╭──

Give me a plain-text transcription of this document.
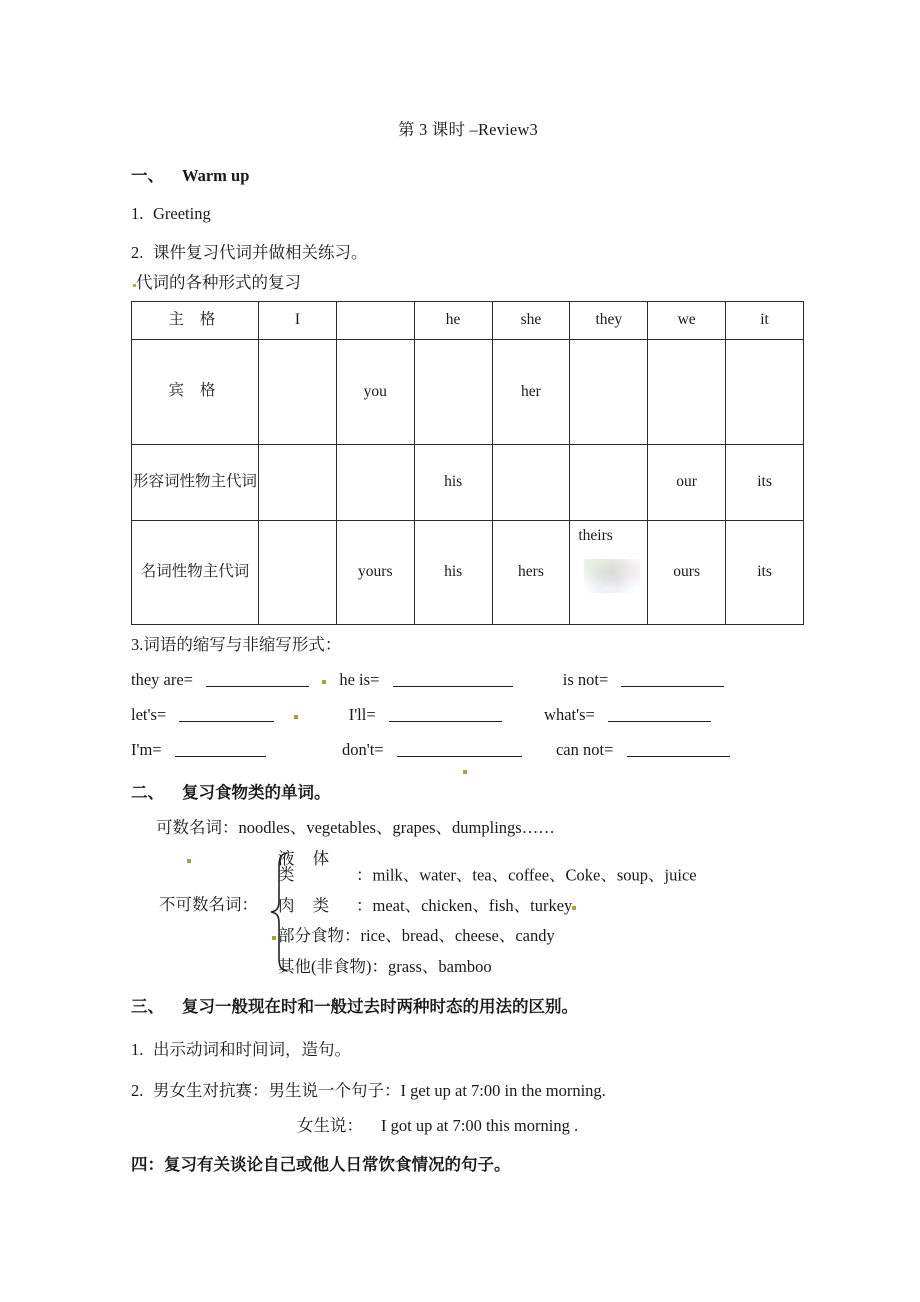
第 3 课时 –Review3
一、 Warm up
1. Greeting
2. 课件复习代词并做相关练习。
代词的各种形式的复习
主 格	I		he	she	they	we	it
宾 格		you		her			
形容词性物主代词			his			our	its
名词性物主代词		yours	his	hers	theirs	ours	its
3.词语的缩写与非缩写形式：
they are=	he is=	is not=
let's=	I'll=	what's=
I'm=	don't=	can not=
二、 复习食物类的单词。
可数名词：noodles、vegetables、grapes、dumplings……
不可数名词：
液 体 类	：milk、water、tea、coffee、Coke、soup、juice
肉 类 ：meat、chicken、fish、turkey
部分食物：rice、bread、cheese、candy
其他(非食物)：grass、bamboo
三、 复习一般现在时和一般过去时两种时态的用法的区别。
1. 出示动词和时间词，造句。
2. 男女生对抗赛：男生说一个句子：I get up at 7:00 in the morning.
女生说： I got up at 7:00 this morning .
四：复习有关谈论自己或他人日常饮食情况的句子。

╰──
╭──

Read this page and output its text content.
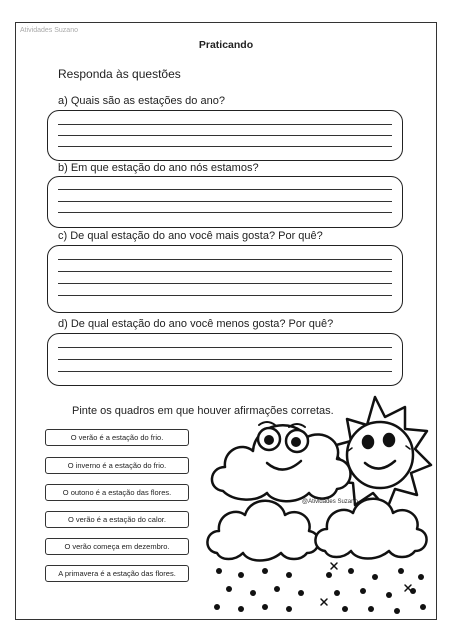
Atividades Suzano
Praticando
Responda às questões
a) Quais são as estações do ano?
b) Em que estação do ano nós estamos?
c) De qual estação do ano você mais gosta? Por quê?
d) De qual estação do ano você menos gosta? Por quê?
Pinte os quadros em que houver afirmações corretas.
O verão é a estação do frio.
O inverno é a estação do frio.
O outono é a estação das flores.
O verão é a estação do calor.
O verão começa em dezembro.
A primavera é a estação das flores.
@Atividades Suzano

╰──

* _What the task asks_: Search the entries for the word "this" and copy every line that has it.

* _Exercise result_:
Give me a plain-text transcription of this document.
女生说： I got up at 7:00 this morning .
Read this page and output its text content.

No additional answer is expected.